▸ Task requirements
Collect the lines of the entries where "Autosomal" shows up.

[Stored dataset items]
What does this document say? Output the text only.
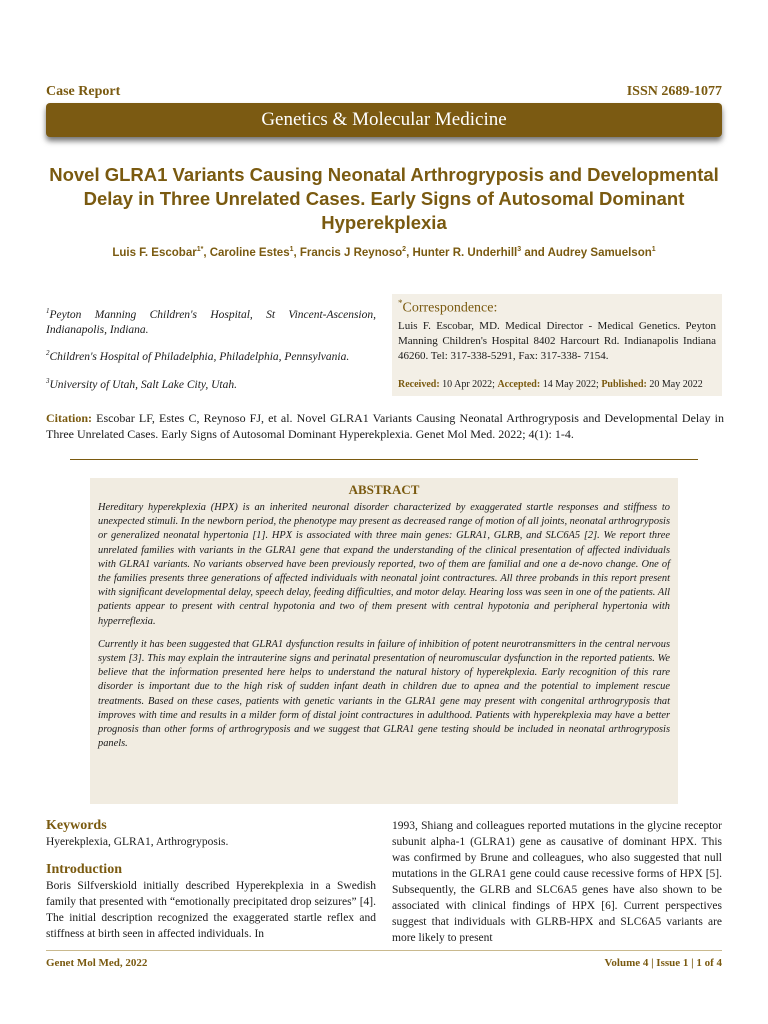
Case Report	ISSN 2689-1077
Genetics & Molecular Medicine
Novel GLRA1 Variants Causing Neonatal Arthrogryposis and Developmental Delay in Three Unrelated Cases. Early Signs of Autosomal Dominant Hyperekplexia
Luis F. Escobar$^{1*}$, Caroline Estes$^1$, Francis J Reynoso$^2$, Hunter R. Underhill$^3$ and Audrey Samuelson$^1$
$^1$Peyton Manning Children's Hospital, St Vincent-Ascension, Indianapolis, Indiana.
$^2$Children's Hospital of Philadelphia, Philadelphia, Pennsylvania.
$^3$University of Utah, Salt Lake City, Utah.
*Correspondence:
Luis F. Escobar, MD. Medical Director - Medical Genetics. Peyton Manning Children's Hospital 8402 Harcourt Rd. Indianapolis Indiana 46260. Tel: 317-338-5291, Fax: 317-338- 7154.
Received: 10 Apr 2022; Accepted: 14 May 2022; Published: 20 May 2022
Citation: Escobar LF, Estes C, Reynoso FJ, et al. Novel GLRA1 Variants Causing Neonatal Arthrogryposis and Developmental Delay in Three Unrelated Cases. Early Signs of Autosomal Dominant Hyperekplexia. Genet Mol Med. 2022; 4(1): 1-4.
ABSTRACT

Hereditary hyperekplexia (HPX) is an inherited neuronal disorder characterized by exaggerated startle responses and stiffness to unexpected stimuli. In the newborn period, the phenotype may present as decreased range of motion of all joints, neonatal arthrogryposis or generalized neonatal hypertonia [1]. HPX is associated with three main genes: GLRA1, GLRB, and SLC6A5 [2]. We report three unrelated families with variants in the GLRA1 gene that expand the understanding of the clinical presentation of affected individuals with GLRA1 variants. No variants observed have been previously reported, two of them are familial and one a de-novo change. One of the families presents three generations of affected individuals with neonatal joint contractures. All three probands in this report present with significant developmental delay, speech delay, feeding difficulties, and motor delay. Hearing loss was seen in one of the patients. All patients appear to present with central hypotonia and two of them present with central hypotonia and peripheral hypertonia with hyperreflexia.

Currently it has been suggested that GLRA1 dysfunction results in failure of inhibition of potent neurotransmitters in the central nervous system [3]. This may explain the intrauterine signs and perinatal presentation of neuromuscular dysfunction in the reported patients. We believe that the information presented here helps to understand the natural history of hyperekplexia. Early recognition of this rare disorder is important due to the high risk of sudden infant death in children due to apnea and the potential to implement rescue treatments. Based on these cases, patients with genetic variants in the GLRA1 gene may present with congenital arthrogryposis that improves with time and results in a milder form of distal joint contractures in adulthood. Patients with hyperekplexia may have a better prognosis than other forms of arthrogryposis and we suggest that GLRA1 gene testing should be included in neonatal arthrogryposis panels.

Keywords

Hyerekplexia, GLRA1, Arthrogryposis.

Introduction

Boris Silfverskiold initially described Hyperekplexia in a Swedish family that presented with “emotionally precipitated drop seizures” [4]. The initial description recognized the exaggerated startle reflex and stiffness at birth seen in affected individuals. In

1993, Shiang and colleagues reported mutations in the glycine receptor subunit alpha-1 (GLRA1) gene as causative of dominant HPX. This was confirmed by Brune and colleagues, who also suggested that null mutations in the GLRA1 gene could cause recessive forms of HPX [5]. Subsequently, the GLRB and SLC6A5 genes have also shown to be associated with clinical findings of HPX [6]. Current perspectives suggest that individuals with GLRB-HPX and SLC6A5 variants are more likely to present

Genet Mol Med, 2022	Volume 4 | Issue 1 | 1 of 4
==
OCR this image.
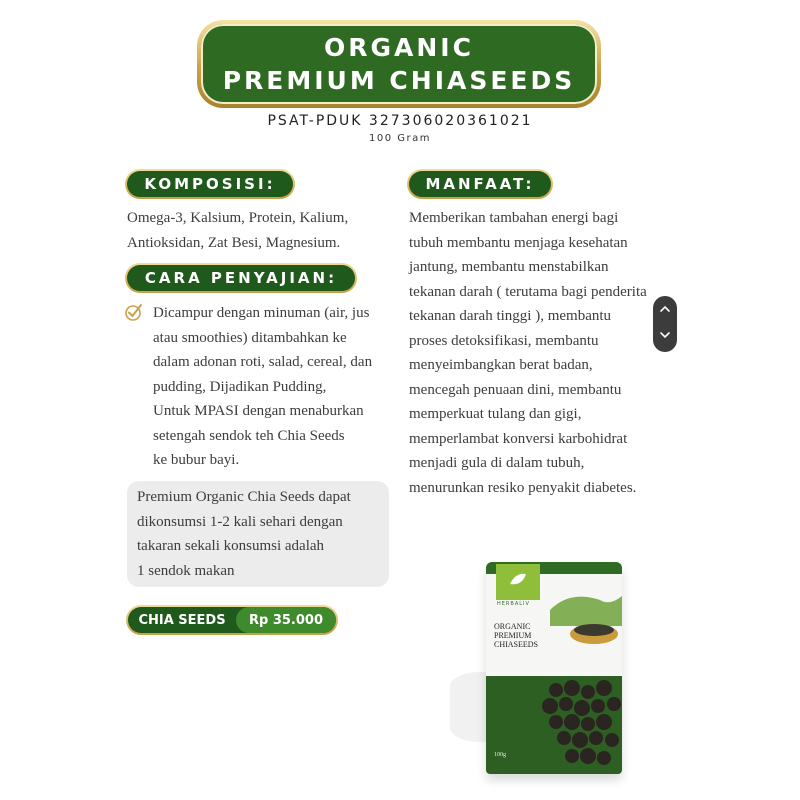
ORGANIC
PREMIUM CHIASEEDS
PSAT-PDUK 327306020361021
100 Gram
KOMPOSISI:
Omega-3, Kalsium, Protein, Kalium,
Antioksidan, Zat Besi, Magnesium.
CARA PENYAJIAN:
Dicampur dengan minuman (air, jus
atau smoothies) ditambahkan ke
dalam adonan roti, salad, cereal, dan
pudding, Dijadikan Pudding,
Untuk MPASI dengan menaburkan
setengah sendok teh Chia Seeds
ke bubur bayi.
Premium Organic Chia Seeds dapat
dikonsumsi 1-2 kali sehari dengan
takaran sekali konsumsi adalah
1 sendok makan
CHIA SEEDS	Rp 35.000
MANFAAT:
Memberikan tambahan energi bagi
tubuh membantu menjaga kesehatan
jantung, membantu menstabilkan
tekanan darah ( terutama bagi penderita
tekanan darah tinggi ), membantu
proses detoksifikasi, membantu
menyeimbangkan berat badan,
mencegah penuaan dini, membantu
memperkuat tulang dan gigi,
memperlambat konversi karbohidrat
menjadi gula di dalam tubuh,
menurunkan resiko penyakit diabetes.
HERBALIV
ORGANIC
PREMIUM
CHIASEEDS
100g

▸ Output below
Novel GLRA1 Variants Causing Neonatal Arthrogryposis and Developmental Delay in Three Unrelated Cases. Early Signs of Autosomal Dominant Hyperekplexia
Citation: Escobar LF, Estes C, Reynoso FJ, et al. Novel GLRA1 Variants Causing Neonatal Arthrogryposis and Developmental Delay in Three Unrelated Cases. Early Signs of Autosomal Dominant Hyperekplexia. Genet Mol Med. 2022; 4(1): 1-4.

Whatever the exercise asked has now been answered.